What you need to do:
Below are the records; pull every line that includes "Changes".

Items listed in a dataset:
+++++
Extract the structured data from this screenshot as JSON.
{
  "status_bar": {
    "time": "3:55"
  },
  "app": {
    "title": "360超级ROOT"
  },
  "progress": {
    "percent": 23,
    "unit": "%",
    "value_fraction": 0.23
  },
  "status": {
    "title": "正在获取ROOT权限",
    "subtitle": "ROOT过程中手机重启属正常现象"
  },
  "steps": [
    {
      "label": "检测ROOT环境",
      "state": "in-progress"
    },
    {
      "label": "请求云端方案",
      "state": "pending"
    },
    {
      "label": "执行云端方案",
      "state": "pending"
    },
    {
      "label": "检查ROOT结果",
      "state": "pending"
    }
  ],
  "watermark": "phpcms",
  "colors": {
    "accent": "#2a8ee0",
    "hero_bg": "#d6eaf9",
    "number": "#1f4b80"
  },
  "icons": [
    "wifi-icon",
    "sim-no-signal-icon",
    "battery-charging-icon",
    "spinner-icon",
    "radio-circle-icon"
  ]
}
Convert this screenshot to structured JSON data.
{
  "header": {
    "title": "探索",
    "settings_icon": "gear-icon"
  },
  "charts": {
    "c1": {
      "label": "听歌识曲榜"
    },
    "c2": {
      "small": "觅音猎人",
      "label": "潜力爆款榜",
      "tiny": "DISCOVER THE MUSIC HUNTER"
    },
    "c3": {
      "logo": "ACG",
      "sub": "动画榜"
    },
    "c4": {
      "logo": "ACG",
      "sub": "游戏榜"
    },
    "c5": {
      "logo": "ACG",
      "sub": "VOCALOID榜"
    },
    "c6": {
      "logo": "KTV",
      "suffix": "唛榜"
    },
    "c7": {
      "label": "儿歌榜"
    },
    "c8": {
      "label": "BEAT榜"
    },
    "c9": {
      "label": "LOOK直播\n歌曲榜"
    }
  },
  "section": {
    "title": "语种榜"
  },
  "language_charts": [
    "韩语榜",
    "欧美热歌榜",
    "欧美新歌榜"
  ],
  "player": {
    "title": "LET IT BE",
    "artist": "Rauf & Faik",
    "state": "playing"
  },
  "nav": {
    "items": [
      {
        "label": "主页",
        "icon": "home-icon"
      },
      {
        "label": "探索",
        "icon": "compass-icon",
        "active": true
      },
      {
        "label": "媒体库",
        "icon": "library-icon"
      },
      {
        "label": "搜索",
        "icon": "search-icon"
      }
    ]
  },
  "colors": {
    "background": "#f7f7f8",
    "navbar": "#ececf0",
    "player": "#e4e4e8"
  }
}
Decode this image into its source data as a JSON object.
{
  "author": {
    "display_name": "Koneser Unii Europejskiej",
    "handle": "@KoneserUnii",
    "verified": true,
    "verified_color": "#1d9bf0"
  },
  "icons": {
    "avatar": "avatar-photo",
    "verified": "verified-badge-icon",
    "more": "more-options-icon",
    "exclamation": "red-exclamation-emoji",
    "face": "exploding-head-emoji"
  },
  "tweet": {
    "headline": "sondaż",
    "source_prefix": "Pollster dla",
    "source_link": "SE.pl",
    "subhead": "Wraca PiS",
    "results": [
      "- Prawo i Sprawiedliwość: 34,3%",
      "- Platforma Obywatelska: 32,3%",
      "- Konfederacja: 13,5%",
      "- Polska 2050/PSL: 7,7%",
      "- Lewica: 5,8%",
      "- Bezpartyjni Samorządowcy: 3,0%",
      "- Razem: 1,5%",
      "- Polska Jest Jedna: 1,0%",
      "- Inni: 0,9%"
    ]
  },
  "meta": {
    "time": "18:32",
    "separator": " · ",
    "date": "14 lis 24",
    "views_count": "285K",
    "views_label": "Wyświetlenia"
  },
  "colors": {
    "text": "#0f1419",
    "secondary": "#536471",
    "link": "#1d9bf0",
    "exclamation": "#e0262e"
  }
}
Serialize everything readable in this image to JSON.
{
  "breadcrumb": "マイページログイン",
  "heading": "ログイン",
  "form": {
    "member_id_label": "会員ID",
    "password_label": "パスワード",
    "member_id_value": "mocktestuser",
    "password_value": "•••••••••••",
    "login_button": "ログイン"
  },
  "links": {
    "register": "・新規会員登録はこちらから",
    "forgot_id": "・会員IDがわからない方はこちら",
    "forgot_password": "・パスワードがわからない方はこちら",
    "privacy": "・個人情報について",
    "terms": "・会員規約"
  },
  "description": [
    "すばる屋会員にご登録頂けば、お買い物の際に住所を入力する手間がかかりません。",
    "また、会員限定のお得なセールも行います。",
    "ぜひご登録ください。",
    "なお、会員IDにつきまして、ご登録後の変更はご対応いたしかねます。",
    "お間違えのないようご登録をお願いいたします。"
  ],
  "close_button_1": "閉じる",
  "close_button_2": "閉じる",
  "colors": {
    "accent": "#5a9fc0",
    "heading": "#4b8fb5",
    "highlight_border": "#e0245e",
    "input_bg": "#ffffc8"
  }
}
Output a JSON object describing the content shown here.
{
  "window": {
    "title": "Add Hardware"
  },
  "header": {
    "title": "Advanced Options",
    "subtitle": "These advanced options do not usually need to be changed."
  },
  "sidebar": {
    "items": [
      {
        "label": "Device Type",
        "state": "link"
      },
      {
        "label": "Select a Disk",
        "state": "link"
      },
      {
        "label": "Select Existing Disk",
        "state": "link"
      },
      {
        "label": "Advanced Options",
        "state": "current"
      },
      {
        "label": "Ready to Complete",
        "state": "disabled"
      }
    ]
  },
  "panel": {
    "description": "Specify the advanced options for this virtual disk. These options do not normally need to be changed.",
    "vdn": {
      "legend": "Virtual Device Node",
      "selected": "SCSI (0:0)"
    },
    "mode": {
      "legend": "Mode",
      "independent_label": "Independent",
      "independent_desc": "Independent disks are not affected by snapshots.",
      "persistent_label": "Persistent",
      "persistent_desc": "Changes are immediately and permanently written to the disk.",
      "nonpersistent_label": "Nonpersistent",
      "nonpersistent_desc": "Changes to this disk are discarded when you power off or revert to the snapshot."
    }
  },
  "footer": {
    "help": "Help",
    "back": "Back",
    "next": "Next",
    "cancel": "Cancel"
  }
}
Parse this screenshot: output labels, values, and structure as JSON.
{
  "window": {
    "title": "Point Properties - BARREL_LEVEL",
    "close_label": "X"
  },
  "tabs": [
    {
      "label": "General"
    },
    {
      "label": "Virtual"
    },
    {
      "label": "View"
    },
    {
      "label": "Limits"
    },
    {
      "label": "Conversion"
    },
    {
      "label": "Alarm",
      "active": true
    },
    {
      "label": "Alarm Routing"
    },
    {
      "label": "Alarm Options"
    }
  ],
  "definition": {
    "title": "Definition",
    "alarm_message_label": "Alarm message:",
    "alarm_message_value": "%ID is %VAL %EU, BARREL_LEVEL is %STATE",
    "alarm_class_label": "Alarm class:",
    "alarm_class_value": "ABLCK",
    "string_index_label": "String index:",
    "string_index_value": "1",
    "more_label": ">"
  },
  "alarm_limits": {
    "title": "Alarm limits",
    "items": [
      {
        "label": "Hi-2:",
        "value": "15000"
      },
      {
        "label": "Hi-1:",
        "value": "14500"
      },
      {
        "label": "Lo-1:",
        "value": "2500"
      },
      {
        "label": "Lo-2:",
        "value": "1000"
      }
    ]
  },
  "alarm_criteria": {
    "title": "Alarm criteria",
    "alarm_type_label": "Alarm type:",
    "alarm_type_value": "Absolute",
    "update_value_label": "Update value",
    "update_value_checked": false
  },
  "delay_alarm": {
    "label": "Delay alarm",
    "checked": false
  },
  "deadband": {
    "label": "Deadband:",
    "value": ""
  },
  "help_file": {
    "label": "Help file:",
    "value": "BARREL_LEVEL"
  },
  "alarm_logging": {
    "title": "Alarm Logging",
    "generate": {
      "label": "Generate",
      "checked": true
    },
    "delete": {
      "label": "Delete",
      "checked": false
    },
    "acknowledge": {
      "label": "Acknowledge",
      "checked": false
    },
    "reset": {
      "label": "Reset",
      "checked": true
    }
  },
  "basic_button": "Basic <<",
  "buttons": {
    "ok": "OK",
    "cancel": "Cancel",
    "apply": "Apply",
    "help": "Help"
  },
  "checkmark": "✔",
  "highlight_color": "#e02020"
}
+++++
Response to this exercise:
      "persistent_desc": "Changes are immediately and permanently written to the disk.",
      "nonpersistent_desc": "Changes to this disk are discarded when you power off or revert to the snapshot."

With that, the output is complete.